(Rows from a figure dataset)
--
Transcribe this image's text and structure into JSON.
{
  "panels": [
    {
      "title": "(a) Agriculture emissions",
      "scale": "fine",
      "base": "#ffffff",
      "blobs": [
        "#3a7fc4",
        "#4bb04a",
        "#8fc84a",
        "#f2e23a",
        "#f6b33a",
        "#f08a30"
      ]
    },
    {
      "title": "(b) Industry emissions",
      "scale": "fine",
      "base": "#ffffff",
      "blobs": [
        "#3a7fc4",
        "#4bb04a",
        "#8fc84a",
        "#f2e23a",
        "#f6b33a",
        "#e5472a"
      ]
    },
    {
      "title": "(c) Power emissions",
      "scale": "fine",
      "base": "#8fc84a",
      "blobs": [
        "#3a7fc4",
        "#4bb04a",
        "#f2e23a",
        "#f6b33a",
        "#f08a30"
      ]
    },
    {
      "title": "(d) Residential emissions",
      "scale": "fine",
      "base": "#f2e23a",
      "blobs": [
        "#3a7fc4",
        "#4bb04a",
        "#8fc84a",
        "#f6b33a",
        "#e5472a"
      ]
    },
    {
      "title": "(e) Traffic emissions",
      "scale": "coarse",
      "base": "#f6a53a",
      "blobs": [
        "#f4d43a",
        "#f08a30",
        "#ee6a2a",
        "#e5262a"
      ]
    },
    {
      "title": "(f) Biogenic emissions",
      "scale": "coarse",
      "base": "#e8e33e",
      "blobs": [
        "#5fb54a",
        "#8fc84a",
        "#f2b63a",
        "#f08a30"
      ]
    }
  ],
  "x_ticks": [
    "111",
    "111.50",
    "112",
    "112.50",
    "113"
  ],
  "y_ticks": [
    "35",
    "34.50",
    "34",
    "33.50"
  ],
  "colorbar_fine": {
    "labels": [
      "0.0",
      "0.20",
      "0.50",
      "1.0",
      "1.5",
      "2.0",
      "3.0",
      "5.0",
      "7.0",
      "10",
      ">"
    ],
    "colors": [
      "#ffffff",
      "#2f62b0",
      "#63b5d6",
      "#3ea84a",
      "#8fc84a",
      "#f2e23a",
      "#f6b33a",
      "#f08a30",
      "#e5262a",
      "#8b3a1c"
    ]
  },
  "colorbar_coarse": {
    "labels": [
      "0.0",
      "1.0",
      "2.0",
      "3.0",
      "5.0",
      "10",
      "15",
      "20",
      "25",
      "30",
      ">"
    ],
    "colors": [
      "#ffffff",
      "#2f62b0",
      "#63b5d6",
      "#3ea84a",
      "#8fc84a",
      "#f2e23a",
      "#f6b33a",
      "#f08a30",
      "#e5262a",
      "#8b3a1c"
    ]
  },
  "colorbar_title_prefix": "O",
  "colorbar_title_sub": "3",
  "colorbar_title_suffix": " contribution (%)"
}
--
- What the task requires
All of the lines above need to be given again exactly.

- Correct output
Transcribe this image's text and structure into JSON.
{
  "panels": [
    {
      "title": "(a) Agriculture emissions",
      "scale": "fine",
      "base": "#ffffff",
      "blobs": [
        "#3a7fc4",
        "#4bb04a",
        "#8fc84a",
        "#f2e23a",
        "#f6b33a",
        "#f08a30"
      ]
    },
    {
      "title": "(b) Industry emissions",
      "scale": "fine",
      "base": "#ffffff",
      "blobs": [
        "#3a7fc4",
        "#4bb04a",
        "#8fc84a",
        "#f2e23a",
        "#f6b33a",
        "#e5472a"
      ]
    },
    {
      "title": "(c) Power emissions",
      "scale": "fine",
      "base": "#8fc84a",
      "blobs": [
        "#3a7fc4",
        "#4bb04a",
        "#f2e23a",
        "#f6b33a",
        "#f08a30"
      ]
    },
    {
      "title": "(d) Residential emissions",
      "scale": "fine",
      "base": "#f2e23a",
      "blobs": [
        "#3a7fc4",
        "#4bb04a",
        "#8fc84a",
        "#f6b33a",
        "#e5472a"
      ]
    },
    {
      "title": "(e) Traffic emissions",
      "scale": "coarse",
      "base": "#f6a53a",
      "blobs": [
        "#f4d43a",
        "#f08a30",
        "#ee6a2a",
        "#e5262a"
      ]
    },
    {
      "title": "(f) Biogenic emissions",
      "scale": "coarse",
      "base": "#e8e33e",
      "blobs": [
        "#5fb54a",
        "#8fc84a",
        "#f2b63a",
        "#f08a30"
      ]
    }
  ],
  "x_ticks": [
    "111",
    "111.50",
    "112",
    "112.50",
    "113"
  ],
  "y_ticks": [
    "35",
    "34.50",
    "34",
    "33.50"
  ],
  "colorbar_fine": {
    "labels": [
      "0.0",
      "0.20",
      "0.50",
      "1.0",
      "1.5",
      "2.0",
      "3.0",
      "5.0",
      "7.0",
      "10",
      ">"
    ],
    "colors": [
      "#ffffff",
      "#2f62b0",
      "#63b5d6",
      "#3ea84a",
      "#8fc84a",
      "#f2e23a",
      "#f6b33a",
      "#f08a30",
      "#e5262a",
      "#8b3a1c"
    ]
  },
  "colorbar_coarse": {
    "labels": [
      "0.0",
      "1.0",
      "2.0",
      "3.0",
      "5.0",
      "10",
      "15",
      "20",
      "25",
      "30",
      ">"
    ],
    "colors": [
      "#ffffff",
      "#2f62b0",
      "#63b5d6",
      "#3ea84a",
      "#8fc84a",
      "#f2e23a",
      "#f6b33a",
      "#f08a30",
      "#e5262a",
      "#8b3a1c"
    ]
  },
  "colorbar_title_prefix": "O",
  "colorbar_title_sub": "3",
  "colorbar_title_suffix": " contribution (%)"
}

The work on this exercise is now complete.